# Records for processing
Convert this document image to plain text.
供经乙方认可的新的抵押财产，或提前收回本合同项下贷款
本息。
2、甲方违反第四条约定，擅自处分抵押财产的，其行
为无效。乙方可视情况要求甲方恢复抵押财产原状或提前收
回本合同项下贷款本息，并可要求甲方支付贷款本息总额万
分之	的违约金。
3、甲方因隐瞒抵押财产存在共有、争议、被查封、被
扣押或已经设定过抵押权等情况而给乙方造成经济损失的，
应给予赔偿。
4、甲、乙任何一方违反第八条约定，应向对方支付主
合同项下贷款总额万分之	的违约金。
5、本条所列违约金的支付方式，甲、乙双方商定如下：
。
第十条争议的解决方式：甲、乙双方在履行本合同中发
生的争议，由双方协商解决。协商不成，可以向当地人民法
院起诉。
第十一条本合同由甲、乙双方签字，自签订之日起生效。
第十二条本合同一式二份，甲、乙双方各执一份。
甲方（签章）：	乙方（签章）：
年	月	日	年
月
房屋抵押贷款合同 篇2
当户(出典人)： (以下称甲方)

# What to produce
Return every entry exactly as given.

# The response
Convert this document image to plain text.
供经乙方认可的新的抵押财产，或提前收回本合同项下贷款
本息。
2、甲方违反第四条约定，擅自处分抵押财产的，其行
为无效。乙方可视情况要求甲方恢复抵押财产原状或提前收
回本合同项下贷款本息，并可要求甲方支付贷款本息总额万
分之	的违约金。
3、甲方因隐瞒抵押财产存在共有、争议、被查封、被
扣押或已经设定过抵押权等情况而给乙方造成经济损失的，
应给予赔偿。
4、甲、乙任何一方违反第八条约定，应向对方支付主
合同项下贷款总额万分之	的违约金。
5、本条所列违约金的支付方式，甲、乙双方商定如下：
。
第十条争议的解决方式：甲、乙双方在履行本合同中发
生的争议，由双方协商解决。协商不成，可以向当地人民法
院起诉。
第十一条本合同由甲、乙双方签字，自签订之日起生效。
第十二条本合同一式二份，甲、乙双方各执一份。
甲方（签章）：	乙方（签章）：
年	月	日	年
月
房屋抵押贷款合同 篇2
当户(出典人)： (以下称甲方)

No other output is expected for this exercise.